→ **Work instructions**
Tally all lines containing the word "Aktualizace". Give the number alone.

Items listed in a dataset:
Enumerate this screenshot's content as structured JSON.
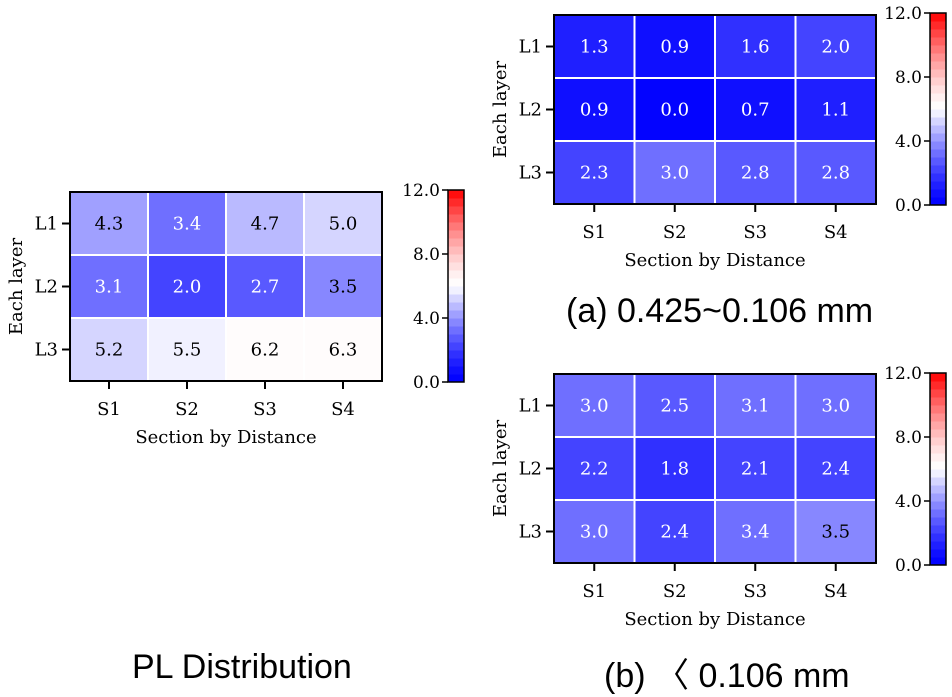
{
  "colormap": {
    "min": 0.0,
    "max": 12.0,
    "steps": 24,
    "low_color": "#0000ff",
    "mid_color": "#ffffff",
    "high_color": "#ff0000",
    "ticks": [
      "0.0",
      "4.0",
      "8.0",
      "12.0"
    ]
  },
  "captions": {
    "pl": "PL Distribution",
    "a": "(a) 0.425~0.106 mm",
    "b": "(b) 〈 0.106 mm"
  },
  "chart_data": [
    {
      "type": "heatmap",
      "id": "pl",
      "title": "PL Distribution",
      "xlabel": "Section by Distance",
      "ylabel": "Each layer",
      "x_categories": [
        "S1",
        "S2",
        "S3",
        "S4"
      ],
      "y_categories": [
        "L1",
        "L2",
        "L3"
      ],
      "values": [
        [
          4.3,
          3.4,
          4.7,
          5.0
        ],
        [
          3.1,
          2.0,
          2.7,
          3.5
        ],
        [
          5.2,
          5.5,
          6.2,
          6.3
        ]
      ],
      "labels": [
        [
          "4.3",
          "3.4",
          "4.7",
          "5.0"
        ],
        [
          "3.1",
          "2.0",
          "2.7",
          "3.5"
        ],
        [
          "5.2",
          "5.5",
          "6.2",
          "6.3"
        ]
      ],
      "colorbar": {
        "min": 0.0,
        "max": 12.0,
        "ticks": [
          "0.0",
          "4.0",
          "8.0",
          "12.0"
        ]
      }
    },
    {
      "type": "heatmap",
      "id": "a",
      "title": "(a) 0.425~0.106 mm",
      "xlabel": "Section by Distance",
      "ylabel": "Each layer",
      "x_categories": [
        "S1",
        "S2",
        "S3",
        "S4"
      ],
      "y_categories": [
        "L1",
        "L2",
        "L3"
      ],
      "values": [
        [
          1.3,
          0.9,
          1.6,
          2.0
        ],
        [
          0.9,
          0.0,
          0.7,
          1.1
        ],
        [
          2.3,
          3.0,
          2.8,
          2.8
        ]
      ],
      "labels": [
        [
          "1.3",
          "0.9",
          "1.6",
          "2.0"
        ],
        [
          "0.9",
          "0.0",
          "0.7",
          "1.1"
        ],
        [
          "2.3",
          "3.0",
          "2.8",
          "2.8"
        ]
      ],
      "colorbar": {
        "min": 0.0,
        "max": 12.0,
        "ticks": [
          "0.0",
          "4.0",
          "8.0",
          "12.0"
        ]
      }
    },
    {
      "type": "heatmap",
      "id": "b",
      "title": "(b) 〈 0.106 mm",
      "xlabel": "Section by Distance",
      "ylabel": "Each layer",
      "x_categories": [
        "S1",
        "S2",
        "S3",
        "S4"
      ],
      "y_categories": [
        "L1",
        "L2",
        "L3"
      ],
      "values": [
        [
          3.0,
          2.5,
          3.1,
          3.0
        ],
        [
          2.2,
          1.8,
          2.1,
          2.4
        ],
        [
          3.0,
          2.4,
          3.4,
          3.5
        ]
      ],
      "labels": [
        [
          "3.0",
          "2.5",
          "3.1",
          "3.0"
        ],
        [
          "2.2",
          "1.8",
          "2.1",
          "2.4"
        ],
        [
          "3.0",
          "2.4",
          "3.4",
          "3.5"
        ]
      ],
      "colorbar": {
        "min": 0.0,
        "max": 12.0,
        "ticks": [
          "0.0",
          "4.0",
          "8.0",
          "12.0"
        ]
      }
    }
  ]
}
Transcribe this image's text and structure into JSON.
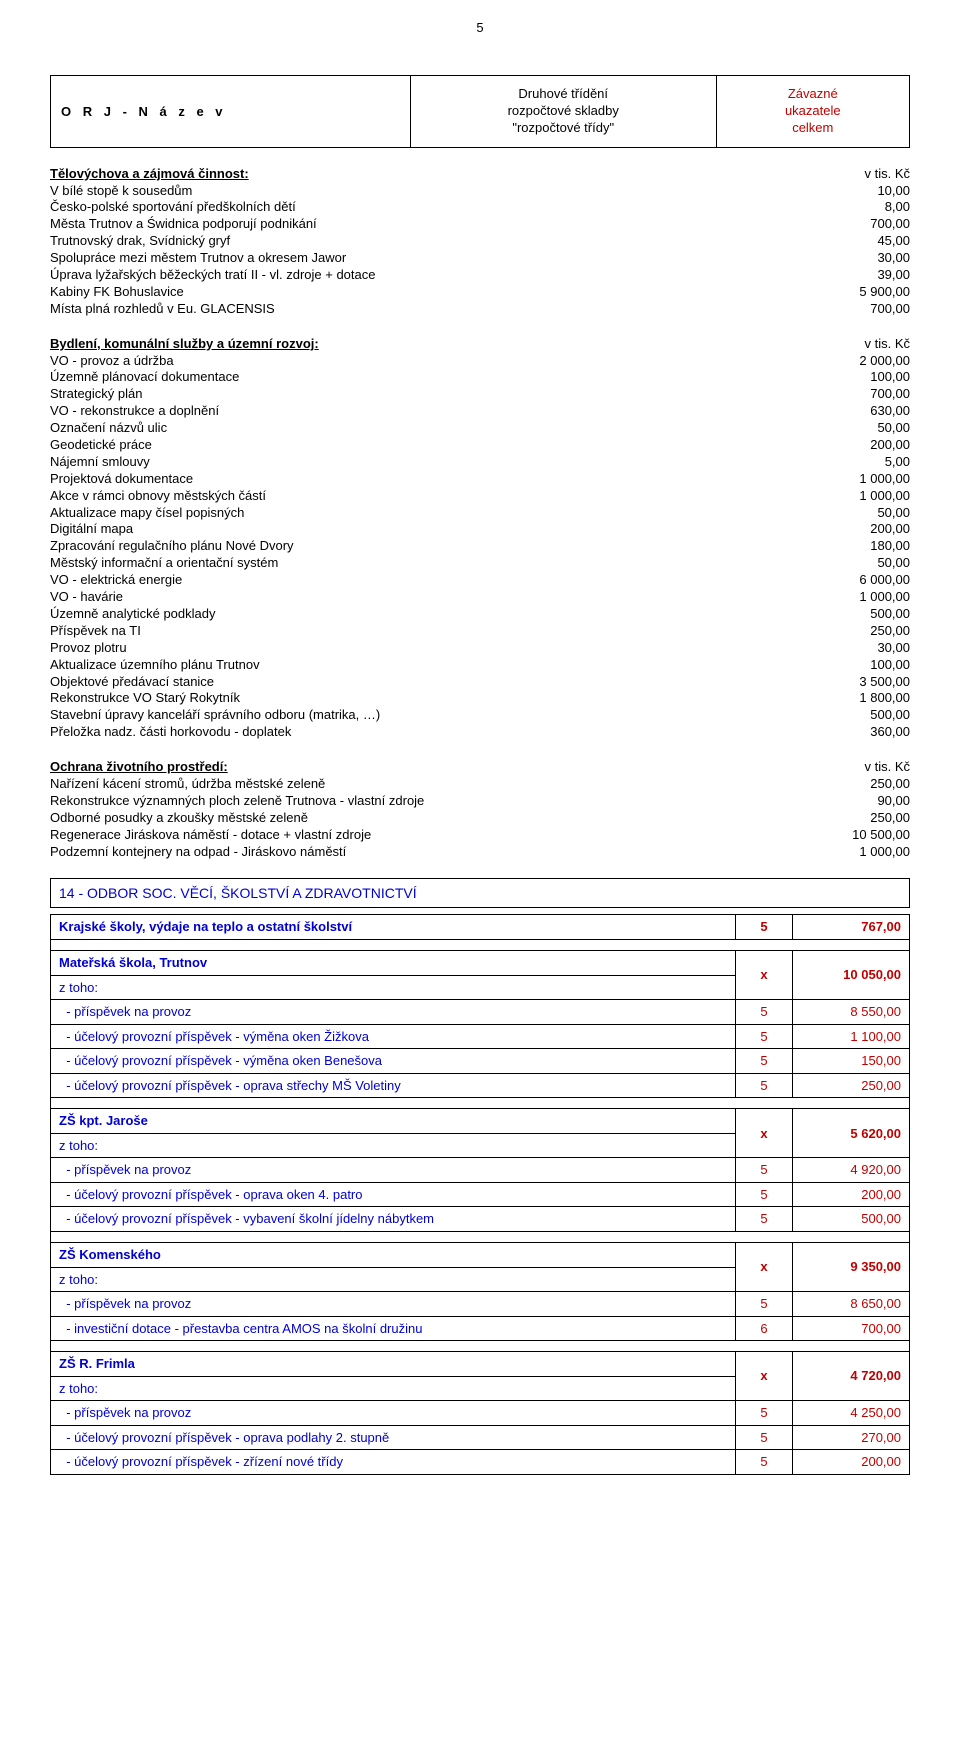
{
  "page_number": "5",
  "header": {
    "a": "O R J  -  N á z e v",
    "b1": "Druhové třídění",
    "b2": "rozpočtové skladby",
    "b3": "\"rozpočtové třídy\"",
    "c1": "Závazné",
    "c2": "ukazatele",
    "c3": "celkem"
  },
  "sections": [
    {
      "title": "Tělovýchova a zájmová činnost:",
      "title_val": "v tis. Kč",
      "rows": [
        [
          "V bílé stopě k sousedům",
          "10,00"
        ],
        [
          "Česko-polské sportování předškolních dětí",
          "8,00"
        ],
        [
          "Města Trutnov a Świdnica podporují podnikání",
          "700,00"
        ],
        [
          "Trutnovský drak, Svídnický gryf",
          "45,00"
        ],
        [
          "Spolupráce mezi městem Trutnov a okresem Jawor",
          "30,00"
        ],
        [
          "Úprava lyžařských běžeckých tratí II - vl. zdroje + dotace",
          "39,00"
        ],
        [
          "Kabiny FK Bohuslavice",
          "5 900,00"
        ],
        [
          "Místa plná rozhledů v Eu. GLACENSIS",
          "700,00"
        ]
      ]
    },
    {
      "title": "Bydlení, komunální služby a územní rozvoj:",
      "title_val": "v tis. Kč",
      "rows": [
        [
          "VO - provoz a údržba",
          "2 000,00"
        ],
        [
          "Územně plánovací dokumentace",
          "100,00"
        ],
        [
          "Strategický plán",
          "700,00"
        ],
        [
          "VO - rekonstrukce a doplnění",
          "630,00"
        ],
        [
          "Označení názvů ulic",
          "50,00"
        ],
        [
          "Geodetické práce",
          "200,00"
        ],
        [
          "Nájemní smlouvy",
          "5,00"
        ],
        [
          "Projektová dokumentace",
          "1 000,00"
        ],
        [
          "Akce v rámci obnovy městských částí",
          "1 000,00"
        ],
        [
          "Aktualizace mapy čísel popisných",
          "50,00"
        ],
        [
          "Digitální mapa",
          "200,00"
        ],
        [
          "Zpracování regulačního plánu Nové Dvory",
          "180,00"
        ],
        [
          "Městský informační a orientační systém",
          "50,00"
        ],
        [
          "VO - elektrická energie",
          "6 000,00"
        ],
        [
          "VO - havárie",
          "1 000,00"
        ],
        [
          "Územně analytické podklady",
          "500,00"
        ],
        [
          "Příspěvek na TI",
          "250,00"
        ],
        [
          "Provoz plotru",
          "30,00"
        ],
        [
          "Aktualizace územního plánu Trutnov",
          "100,00"
        ],
        [
          "Objektové předávací stanice",
          "3 500,00"
        ],
        [
          "Rekonstrukce VO Starý Rokytník",
          "1 800,00"
        ],
        [
          "Stavební úpravy kanceláří správního odboru (matrika, …)",
          "500,00"
        ],
        [
          "Přeložka nadz. části horkovodu - doplatek",
          "360,00"
        ]
      ]
    },
    {
      "title": "Ochrana životního prostředí:",
      "title_val": "v tis. Kč",
      "rows": [
        [
          "Nařízení kácení stromů, údržba městské zeleně",
          "250,00"
        ],
        [
          "Rekonstrukce významných ploch zeleně Trutnova - vlastní zdroje",
          "90,00"
        ],
        [
          "Odborné posudky a zkoušky městské zeleně",
          "250,00"
        ],
        [
          "Regenerace Jiráskova náměstí - dotace + vlastní zdroje",
          "10 500,00"
        ],
        [
          "Podzemní kontejnery na odpad - Jiráskovo náměstí",
          "1 000,00"
        ]
      ]
    }
  ],
  "dept_title": "14 - ODBOR  SOC.  VĚCÍ,  ŠKOLSTVÍ  A  ZDRAVOTNICTVÍ",
  "table_rows": [
    {
      "bold": true,
      "cells": [
        "Krajské školy, výdaje na teplo a ostatní školství",
        "5",
        "767,00"
      ]
    },
    {
      "spacer": true
    },
    {
      "bold": true,
      "cells": [
        "Mateřská škola, Trutnov",
        "x",
        "10 050,00"
      ]
    },
    {
      "cells": [
        "z toho:",
        "",
        ""
      ],
      "merge_up": true
    },
    {
      "cells": [
        "  - příspěvek na provoz",
        "5",
        "8 550,00"
      ]
    },
    {
      "cells": [
        "  - účelový provozní příspěvek - výměna oken Žižkova",
        "5",
        "1 100,00"
      ]
    },
    {
      "cells": [
        "  - účelový provozní příspěvek - výměna oken Benešova",
        "5",
        "150,00"
      ]
    },
    {
      "cells": [
        "  - účelový provozní příspěvek - oprava střechy MŠ Voletiny",
        "5",
        "250,00"
      ]
    },
    {
      "spacer": true
    },
    {
      "bold": true,
      "cells": [
        "ZŠ kpt. Jaroše",
        "x",
        "5 620,00"
      ]
    },
    {
      "cells": [
        "z toho:",
        "",
        ""
      ],
      "merge_up": true
    },
    {
      "cells": [
        "  - příspěvek na provoz",
        "5",
        "4 920,00"
      ]
    },
    {
      "cells": [
        "  - účelový provozní příspěvek - oprava oken 4. patro",
        "5",
        "200,00"
      ]
    },
    {
      "cells": [
        "  - účelový provozní příspěvek - vybavení školní jídelny nábytkem",
        "5",
        "500,00"
      ]
    },
    {
      "spacer": true
    },
    {
      "bold": true,
      "cells": [
        "ZŠ Komenského",
        "x",
        "9 350,00"
      ]
    },
    {
      "cells": [
        "z toho:",
        "",
        ""
      ],
      "merge_up": true
    },
    {
      "cells": [
        "  - příspěvek na provoz",
        "5",
        "8 650,00"
      ]
    },
    {
      "cells": [
        "  - investiční dotace - přestavba centra AMOS na školní družinu",
        "6",
        "700,00"
      ]
    },
    {
      "spacer": true
    },
    {
      "bold": true,
      "cells": [
        "ZŠ R. Frimla",
        "x",
        "4 720,00"
      ]
    },
    {
      "cells": [
        "z toho:",
        "",
        ""
      ],
      "merge_up": true
    },
    {
      "cells": [
        "  - příspěvek na provoz",
        "5",
        "4 250,00"
      ]
    },
    {
      "cells": [
        "  - účelový provozní příspěvek - oprava podlahy 2. stupně",
        "5",
        "270,00"
      ]
    },
    {
      "cells": [
        "  - účelový provozní příspěvek - zřízení nové třídy",
        "5",
        "200,00"
      ]
    }
  ]
}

→ **Exercise response**
2